What is expected: Select lines where the word "Market" appears.

Records for this task:
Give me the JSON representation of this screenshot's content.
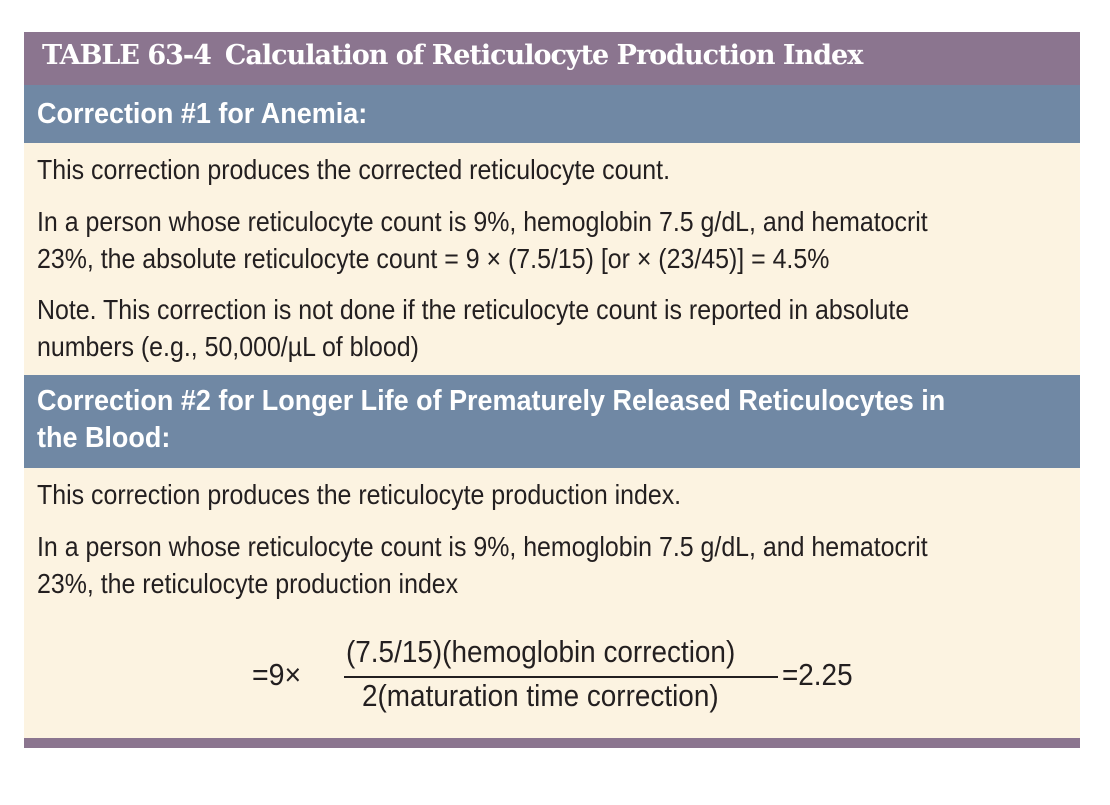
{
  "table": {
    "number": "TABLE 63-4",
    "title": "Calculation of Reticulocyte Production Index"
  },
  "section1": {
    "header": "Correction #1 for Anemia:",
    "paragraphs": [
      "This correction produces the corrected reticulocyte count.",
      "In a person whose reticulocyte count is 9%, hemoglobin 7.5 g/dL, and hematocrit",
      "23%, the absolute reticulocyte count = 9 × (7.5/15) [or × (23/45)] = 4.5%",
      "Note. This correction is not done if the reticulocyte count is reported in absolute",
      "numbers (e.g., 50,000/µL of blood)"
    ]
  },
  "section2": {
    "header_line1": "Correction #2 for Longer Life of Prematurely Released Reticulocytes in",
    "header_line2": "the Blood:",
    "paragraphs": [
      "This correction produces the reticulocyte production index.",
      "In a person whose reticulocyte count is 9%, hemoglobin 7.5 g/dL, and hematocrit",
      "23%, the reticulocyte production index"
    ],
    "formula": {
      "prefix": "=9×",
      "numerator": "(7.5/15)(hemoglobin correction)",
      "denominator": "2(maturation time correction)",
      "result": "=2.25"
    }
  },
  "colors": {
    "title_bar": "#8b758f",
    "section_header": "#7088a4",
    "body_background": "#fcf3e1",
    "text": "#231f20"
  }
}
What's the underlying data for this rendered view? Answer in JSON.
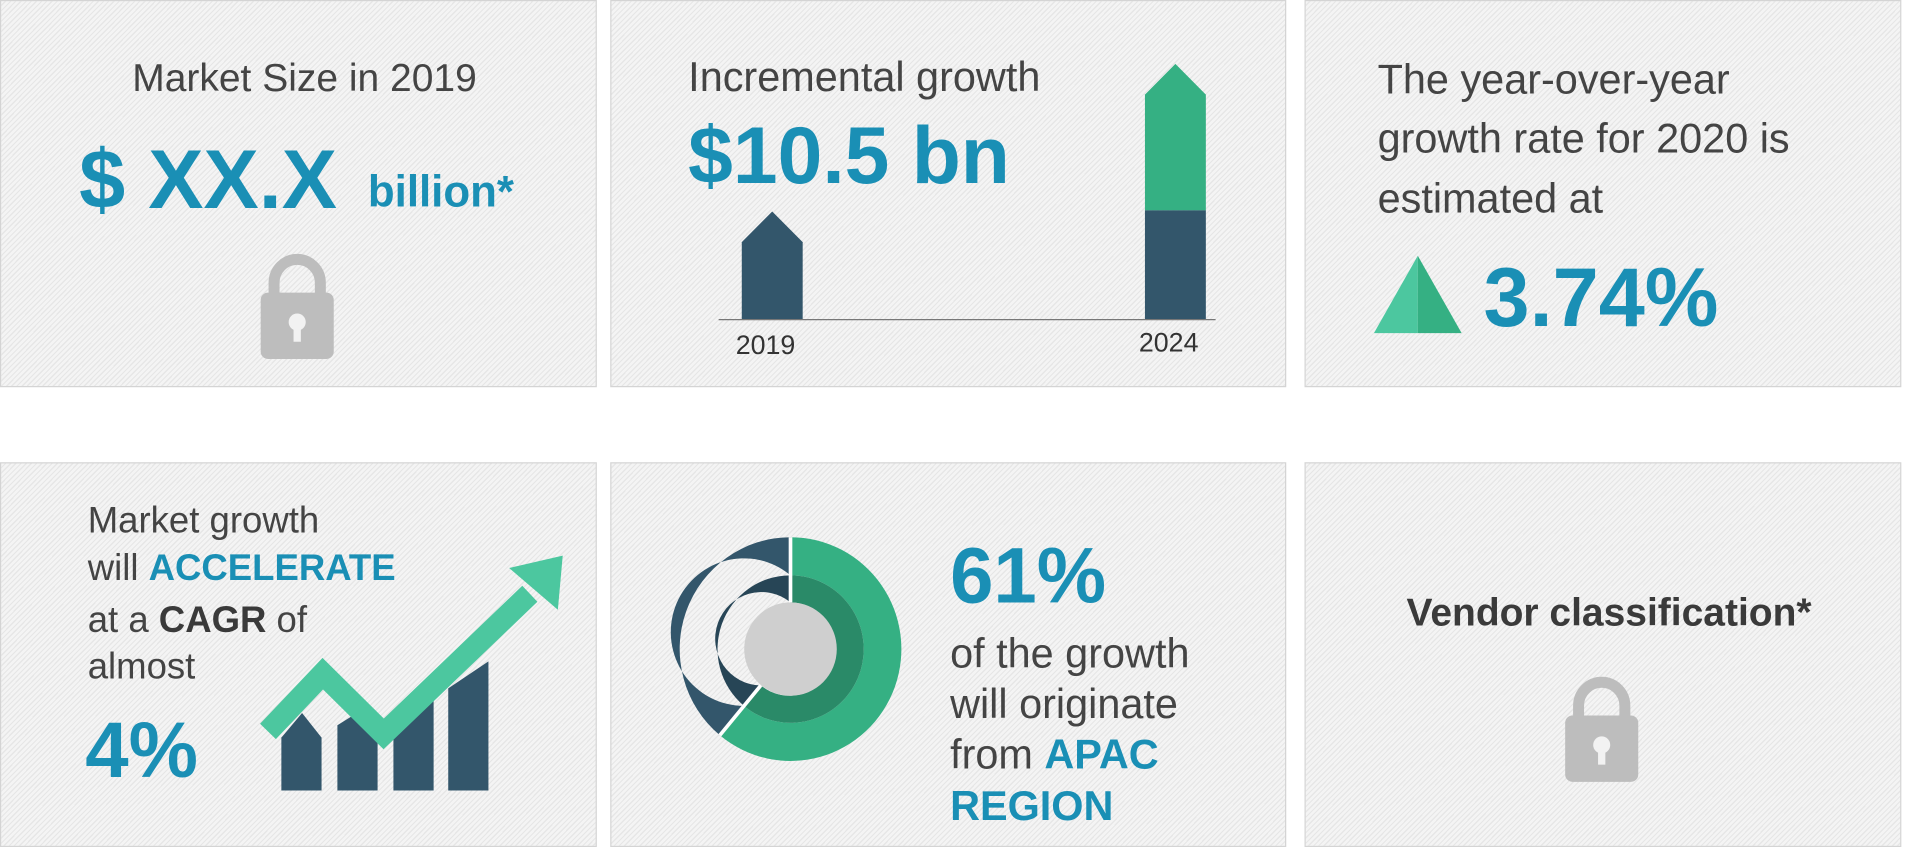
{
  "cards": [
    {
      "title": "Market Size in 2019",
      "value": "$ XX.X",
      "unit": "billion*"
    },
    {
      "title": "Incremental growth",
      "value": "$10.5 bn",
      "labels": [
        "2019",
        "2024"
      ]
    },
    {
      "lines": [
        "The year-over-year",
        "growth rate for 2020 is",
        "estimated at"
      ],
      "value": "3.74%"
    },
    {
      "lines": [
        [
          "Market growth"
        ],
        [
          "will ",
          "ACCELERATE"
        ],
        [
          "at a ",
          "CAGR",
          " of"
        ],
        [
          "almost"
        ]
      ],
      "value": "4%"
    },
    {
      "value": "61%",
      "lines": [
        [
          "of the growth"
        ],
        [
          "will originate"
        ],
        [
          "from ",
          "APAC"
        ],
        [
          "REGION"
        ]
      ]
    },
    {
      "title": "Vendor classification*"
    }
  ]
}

Response:
      "title": "Market Size in 2019",
          "Market growth"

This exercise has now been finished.